[Records excerpted from a collection]
++++++++++
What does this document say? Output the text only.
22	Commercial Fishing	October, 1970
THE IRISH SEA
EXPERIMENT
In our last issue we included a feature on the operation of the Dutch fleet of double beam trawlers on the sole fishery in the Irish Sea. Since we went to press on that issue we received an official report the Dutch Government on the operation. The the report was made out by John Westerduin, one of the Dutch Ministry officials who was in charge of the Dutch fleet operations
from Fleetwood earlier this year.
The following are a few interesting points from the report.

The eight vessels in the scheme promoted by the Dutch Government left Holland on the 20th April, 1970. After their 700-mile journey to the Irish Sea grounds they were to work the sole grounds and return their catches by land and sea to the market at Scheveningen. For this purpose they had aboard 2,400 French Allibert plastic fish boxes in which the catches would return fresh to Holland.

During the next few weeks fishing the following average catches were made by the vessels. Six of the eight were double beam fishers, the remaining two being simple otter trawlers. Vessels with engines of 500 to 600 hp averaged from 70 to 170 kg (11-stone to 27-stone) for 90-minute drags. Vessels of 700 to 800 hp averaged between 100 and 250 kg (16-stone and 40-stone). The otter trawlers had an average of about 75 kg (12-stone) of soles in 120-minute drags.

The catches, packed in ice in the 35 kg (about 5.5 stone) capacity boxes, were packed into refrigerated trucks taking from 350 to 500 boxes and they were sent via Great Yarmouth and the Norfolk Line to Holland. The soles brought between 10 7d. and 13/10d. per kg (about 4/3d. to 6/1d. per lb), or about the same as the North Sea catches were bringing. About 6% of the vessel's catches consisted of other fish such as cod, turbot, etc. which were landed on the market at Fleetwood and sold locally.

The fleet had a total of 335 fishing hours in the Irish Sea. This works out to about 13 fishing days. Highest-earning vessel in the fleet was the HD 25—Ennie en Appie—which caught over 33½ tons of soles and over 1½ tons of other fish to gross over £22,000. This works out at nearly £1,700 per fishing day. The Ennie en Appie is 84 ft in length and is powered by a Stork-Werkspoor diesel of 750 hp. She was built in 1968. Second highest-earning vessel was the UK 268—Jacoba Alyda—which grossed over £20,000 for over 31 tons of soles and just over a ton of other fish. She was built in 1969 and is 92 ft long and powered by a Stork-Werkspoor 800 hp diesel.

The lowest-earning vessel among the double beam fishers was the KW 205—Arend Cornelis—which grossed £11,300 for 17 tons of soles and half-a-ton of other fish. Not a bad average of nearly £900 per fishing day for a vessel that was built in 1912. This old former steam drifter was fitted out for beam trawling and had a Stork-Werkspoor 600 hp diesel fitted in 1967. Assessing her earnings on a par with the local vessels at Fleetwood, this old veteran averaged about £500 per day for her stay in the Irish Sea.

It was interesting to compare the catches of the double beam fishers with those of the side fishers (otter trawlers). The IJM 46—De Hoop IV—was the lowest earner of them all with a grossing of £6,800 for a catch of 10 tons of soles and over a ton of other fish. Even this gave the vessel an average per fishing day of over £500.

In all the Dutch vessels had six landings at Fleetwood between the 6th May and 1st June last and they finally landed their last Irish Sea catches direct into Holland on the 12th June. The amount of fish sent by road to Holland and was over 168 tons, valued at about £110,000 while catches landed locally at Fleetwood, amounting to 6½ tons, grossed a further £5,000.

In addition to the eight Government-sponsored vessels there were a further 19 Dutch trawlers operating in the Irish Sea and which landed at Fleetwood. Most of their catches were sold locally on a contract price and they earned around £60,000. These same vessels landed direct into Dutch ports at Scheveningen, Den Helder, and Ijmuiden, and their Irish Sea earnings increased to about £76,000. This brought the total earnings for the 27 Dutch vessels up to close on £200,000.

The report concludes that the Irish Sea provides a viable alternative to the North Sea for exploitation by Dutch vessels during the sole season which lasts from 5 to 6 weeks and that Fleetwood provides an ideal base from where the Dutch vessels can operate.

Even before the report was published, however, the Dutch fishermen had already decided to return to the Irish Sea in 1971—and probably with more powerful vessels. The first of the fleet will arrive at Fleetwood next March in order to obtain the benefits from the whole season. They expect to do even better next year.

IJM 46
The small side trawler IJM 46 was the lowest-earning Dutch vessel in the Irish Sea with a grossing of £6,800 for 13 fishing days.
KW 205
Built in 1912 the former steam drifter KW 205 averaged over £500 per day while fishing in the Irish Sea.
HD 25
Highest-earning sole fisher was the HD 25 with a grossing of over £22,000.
++++++++++
● TASK REQUIREMENTS
Filter lines by "year" and return each hit.

● SOLUTION FOR THIS PROBLEM
from Fleetwood earlier this year.
Even before the report was published, however, the Dutch fishermen had already decided to return to the Irish Sea in 1971—and probably with more powerful vessels. The first of the fleet will arrive at Fleetwood next March in order to obtain the benefits from the whole season. They expect to do even better next year.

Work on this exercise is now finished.